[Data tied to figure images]
======

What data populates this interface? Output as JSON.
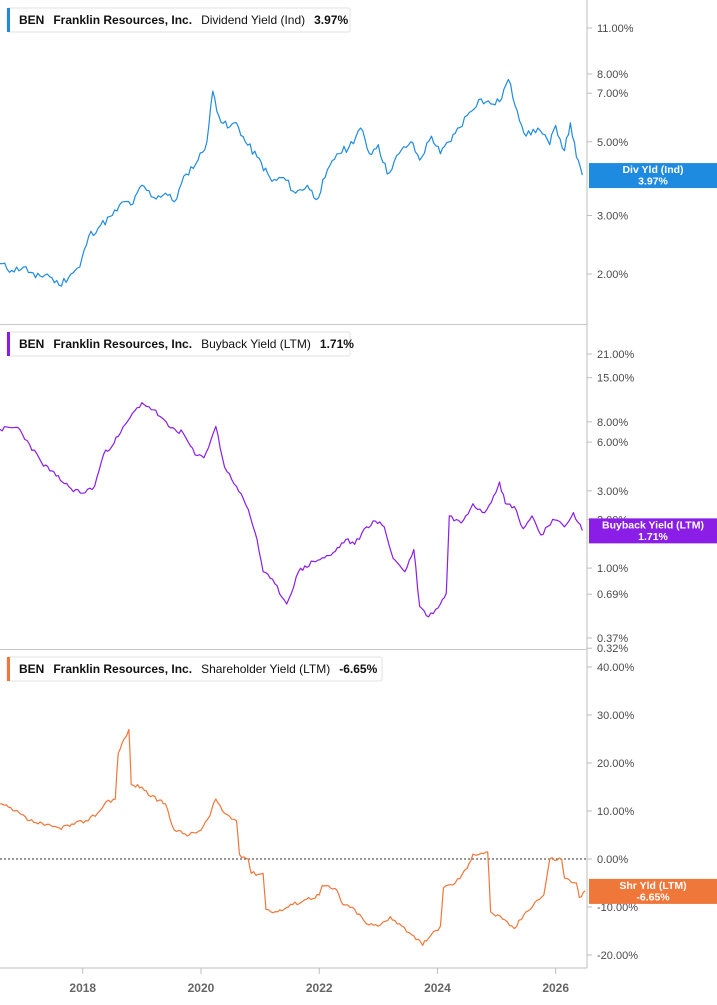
{
  "colors": {
    "dividend": "#1f8be0",
    "buyback": "#8a1ee6",
    "shareholder": "#f0773a",
    "axis": "#bdbdbd",
    "panel_divider": "#c7c7c7"
  },
  "chart_data": [
    {
      "type": "line",
      "legend": {
        "ticker": "BEN",
        "company": "Franklin Resources, Inc.",
        "metric": "Dividend Yield (Ind)",
        "value": "3.97%"
      },
      "flag": {
        "line1": "Div Yld (Ind)",
        "line2": "3.97%",
        "value": 3.97
      },
      "y_scale": "log",
      "y_ticks": [
        {
          "label": "11.00%",
          "value": 11
        },
        {
          "label": "8.00%",
          "value": 8
        },
        {
          "label": "7.00%",
          "value": 7
        },
        {
          "label": "5.00%",
          "value": 5
        },
        {
          "label": "3.00%",
          "value": 3
        },
        {
          "label": "2.00%",
          "value": 2
        }
      ],
      "series": [
        {
          "name": "Dividend Yield (Ind)",
          "points": [
            [
              2016.6,
              2.15
            ],
            [
              2016.8,
              2.05
            ],
            [
              2017.0,
              2.1
            ],
            [
              2017.2,
              1.95
            ],
            [
              2017.4,
              2.0
            ],
            [
              2017.6,
              1.85
            ],
            [
              2017.8,
              2.0
            ],
            [
              2017.95,
              2.1
            ],
            [
              2018.1,
              2.6
            ],
            [
              2018.3,
              2.8
            ],
            [
              2018.5,
              3.0
            ],
            [
              2018.7,
              3.3
            ],
            [
              2018.85,
              3.25
            ],
            [
              2019.0,
              3.7
            ],
            [
              2019.2,
              3.4
            ],
            [
              2019.4,
              3.5
            ],
            [
              2019.55,
              3.3
            ],
            [
              2019.75,
              4.0
            ],
            [
              2019.95,
              4.4
            ],
            [
              2020.1,
              5.0
            ],
            [
              2020.2,
              7.1
            ],
            [
              2020.3,
              6.0
            ],
            [
              2020.45,
              5.5
            ],
            [
              2020.6,
              5.7
            ],
            [
              2020.75,
              5.0
            ],
            [
              2020.95,
              4.5
            ],
            [
              2021.2,
              3.8
            ],
            [
              2021.4,
              3.9
            ],
            [
              2021.6,
              3.5
            ],
            [
              2021.8,
              3.7
            ],
            [
              2021.95,
              3.35
            ],
            [
              2022.1,
              3.9
            ],
            [
              2022.3,
              4.6
            ],
            [
              2022.5,
              4.8
            ],
            [
              2022.7,
              5.5
            ],
            [
              2022.85,
              4.6
            ],
            [
              2023.0,
              4.9
            ],
            [
              2023.15,
              4.0
            ],
            [
              2023.35,
              4.6
            ],
            [
              2023.55,
              5.0
            ],
            [
              2023.7,
              4.4
            ],
            [
              2023.9,
              5.2
            ],
            [
              2024.05,
              4.6
            ],
            [
              2024.3,
              5.3
            ],
            [
              2024.5,
              6.0
            ],
            [
              2024.7,
              6.7
            ],
            [
              2024.9,
              6.5
            ],
            [
              2025.05,
              6.6
            ],
            [
              2025.2,
              7.7
            ],
            [
              2025.35,
              6.2
            ],
            [
              2025.5,
              5.2
            ],
            [
              2025.7,
              5.5
            ],
            [
              2025.9,
              4.9
            ],
            [
              2026.0,
              5.6
            ],
            [
              2026.15,
              4.7
            ],
            [
              2026.25,
              5.7
            ],
            [
              2026.35,
              4.5
            ],
            [
              2026.45,
              3.97
            ]
          ]
        }
      ]
    },
    {
      "type": "line",
      "legend": {
        "ticker": "BEN",
        "company": "Franklin Resources, Inc.",
        "metric": "Buyback Yield (LTM)",
        "value": "1.71%"
      },
      "flag": {
        "line1": "Buyback Yield (LTM)",
        "line2": "1.71%",
        "value": 1.71
      },
      "y_scale": "log",
      "y_ticks": [
        {
          "label": "21.00%",
          "value": 21
        },
        {
          "label": "15.00%",
          "value": 15
        },
        {
          "label": "8.00%",
          "value": 8
        },
        {
          "label": "6.00%",
          "value": 6
        },
        {
          "label": "3.00%",
          "value": 3
        },
        {
          "label": "2.00%",
          "value": 2
        },
        {
          "label": "1.00%",
          "value": 1
        },
        {
          "label": "0.69%",
          "value": 0.69
        },
        {
          "label": "0.37%",
          "value": 0.37
        },
        {
          "label": "0.32%",
          "value": 0.32
        }
      ],
      "series": [
        {
          "name": "Buyback Yield (LTM)",
          "points": [
            [
              2016.6,
              7.2
            ],
            [
              2016.9,
              7.4
            ],
            [
              2017.1,
              5.8
            ],
            [
              2017.3,
              4.5
            ],
            [
              2017.55,
              3.7
            ],
            [
              2017.8,
              3.1
            ],
            [
              2018.0,
              2.9
            ],
            [
              2018.2,
              3.2
            ],
            [
              2018.35,
              5.0
            ],
            [
              2018.6,
              6.5
            ],
            [
              2018.8,
              8.5
            ],
            [
              2019.0,
              10.5
            ],
            [
              2019.2,
              9.5
            ],
            [
              2019.45,
              7.5
            ],
            [
              2019.7,
              6.8
            ],
            [
              2019.9,
              5.0
            ],
            [
              2020.05,
              4.8
            ],
            [
              2020.25,
              7.5
            ],
            [
              2020.4,
              4.2
            ],
            [
              2020.6,
              3.2
            ],
            [
              2020.8,
              2.3
            ],
            [
              2020.95,
              1.5
            ],
            [
              2021.05,
              0.95
            ],
            [
              2021.25,
              0.8
            ],
            [
              2021.45,
              0.6
            ],
            [
              2021.65,
              0.95
            ],
            [
              2021.9,
              1.1
            ],
            [
              2022.2,
              1.2
            ],
            [
              2022.45,
              1.5
            ],
            [
              2022.6,
              1.4
            ],
            [
              2022.8,
              1.8
            ],
            [
              2022.95,
              1.95
            ],
            [
              2023.1,
              1.8
            ],
            [
              2023.25,
              1.15
            ],
            [
              2023.45,
              0.95
            ],
            [
              2023.6,
              1.3
            ],
            [
              2023.7,
              0.58
            ],
            [
              2023.85,
              0.5
            ],
            [
              2024.05,
              0.6
            ],
            [
              2024.15,
              0.7
            ],
            [
              2024.2,
              2.1
            ],
            [
              2024.4,
              1.9
            ],
            [
              2024.6,
              2.5
            ],
            [
              2024.8,
              2.2
            ],
            [
              2024.95,
              2.8
            ],
            [
              2025.05,
              3.4
            ],
            [
              2025.15,
              2.5
            ],
            [
              2025.3,
              2.4
            ],
            [
              2025.45,
              1.75
            ],
            [
              2025.6,
              2.1
            ],
            [
              2025.75,
              1.6
            ],
            [
              2025.95,
              2.0
            ],
            [
              2026.15,
              1.8
            ],
            [
              2026.3,
              2.2
            ],
            [
              2026.45,
              1.71
            ]
          ]
        }
      ]
    },
    {
      "type": "line",
      "legend": {
        "ticker": "BEN",
        "company": "Franklin Resources, Inc.",
        "metric": "Shareholder Yield (LTM)",
        "value": "-6.65%"
      },
      "flag": {
        "line1": "Shr Yld (LTM)",
        "line2": "-6.65%",
        "value": -6.65
      },
      "y_scale": "linear",
      "ylim": [
        -22,
        42
      ],
      "zero_line": true,
      "y_ticks": [
        {
          "label": "40.00%",
          "value": 40
        },
        {
          "label": "30.00%",
          "value": 30
        },
        {
          "label": "20.00%",
          "value": 20
        },
        {
          "label": "10.00%",
          "value": 10
        },
        {
          "label": "0.00%",
          "value": 0
        },
        {
          "label": "-10.00%",
          "value": -10
        },
        {
          "label": "-20.00%",
          "value": -20
        }
      ],
      "series": [
        {
          "name": "Shareholder Yield (LTM)",
          "points": [
            [
              2016.6,
              11.5
            ],
            [
              2016.85,
              10.0
            ],
            [
              2017.1,
              8.0
            ],
            [
              2017.35,
              7.0
            ],
            [
              2017.6,
              6.5
            ],
            [
              2017.85,
              7.2
            ],
            [
              2018.05,
              8.0
            ],
            [
              2018.25,
              9.5
            ],
            [
              2018.4,
              12.0
            ],
            [
              2018.55,
              12.5
            ],
            [
              2018.6,
              22.0
            ],
            [
              2018.7,
              25.0
            ],
            [
              2018.78,
              27.0
            ],
            [
              2018.82,
              15.5
            ],
            [
              2019.0,
              15.0
            ],
            [
              2019.15,
              13.0
            ],
            [
              2019.4,
              11.5
            ],
            [
              2019.55,
              6.0
            ],
            [
              2019.8,
              5.0
            ],
            [
              2020.0,
              6.0
            ],
            [
              2020.15,
              9.0
            ],
            [
              2020.25,
              12.5
            ],
            [
              2020.4,
              9.5
            ],
            [
              2020.6,
              8.0
            ],
            [
              2020.65,
              1.0
            ],
            [
              2020.8,
              0.0
            ],
            [
              2020.85,
              -3.0
            ],
            [
              2021.05,
              -3.0
            ],
            [
              2021.1,
              -10.5
            ],
            [
              2021.3,
              -11.0
            ],
            [
              2021.55,
              -9.5
            ],
            [
              2021.75,
              -8.5
            ],
            [
              2022.0,
              -7.5
            ],
            [
              2022.05,
              -5.5
            ],
            [
              2022.3,
              -6.5
            ],
            [
              2022.4,
              -9.5
            ],
            [
              2022.6,
              -10.5
            ],
            [
              2022.8,
              -13.5
            ],
            [
              2023.0,
              -14.0
            ],
            [
              2023.2,
              -12.0
            ],
            [
              2023.4,
              -14.0
            ],
            [
              2023.6,
              -16.0
            ],
            [
              2023.75,
              -18.0
            ],
            [
              2023.85,
              -16.5
            ],
            [
              2024.05,
              -14.0
            ],
            [
              2024.1,
              -6.0
            ],
            [
              2024.3,
              -5.0
            ],
            [
              2024.5,
              -2.0
            ],
            [
              2024.6,
              1.0
            ],
            [
              2024.85,
              1.5
            ],
            [
              2024.9,
              -11.0
            ],
            [
              2025.1,
              -12.5
            ],
            [
              2025.3,
              -14.5
            ],
            [
              2025.5,
              -11.0
            ],
            [
              2025.65,
              -9.0
            ],
            [
              2025.8,
              -7.5
            ],
            [
              2025.9,
              0.0
            ],
            [
              2026.1,
              0.0
            ],
            [
              2026.15,
              -4.0
            ],
            [
              2026.35,
              -5.0
            ],
            [
              2026.4,
              -8.0
            ],
            [
              2026.5,
              -6.65
            ]
          ]
        }
      ]
    }
  ],
  "x_axis": {
    "ticks": [
      {
        "label": "2018",
        "value": 2018
      },
      {
        "label": "2020",
        "value": 2020
      },
      {
        "label": "2022",
        "value": 2022
      },
      {
        "label": "2024",
        "value": 2024
      },
      {
        "label": "2026",
        "value": 2026
      }
    ]
  }
}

======

**Exercise instructions**
Using the listing above, show each line holding the string "metric".

**Final answer**
        "metric": "Dividend Yield (Ind)",
        "metric": "Buyback Yield (LTM)",
        "metric": "Shareholder Yield (LTM)",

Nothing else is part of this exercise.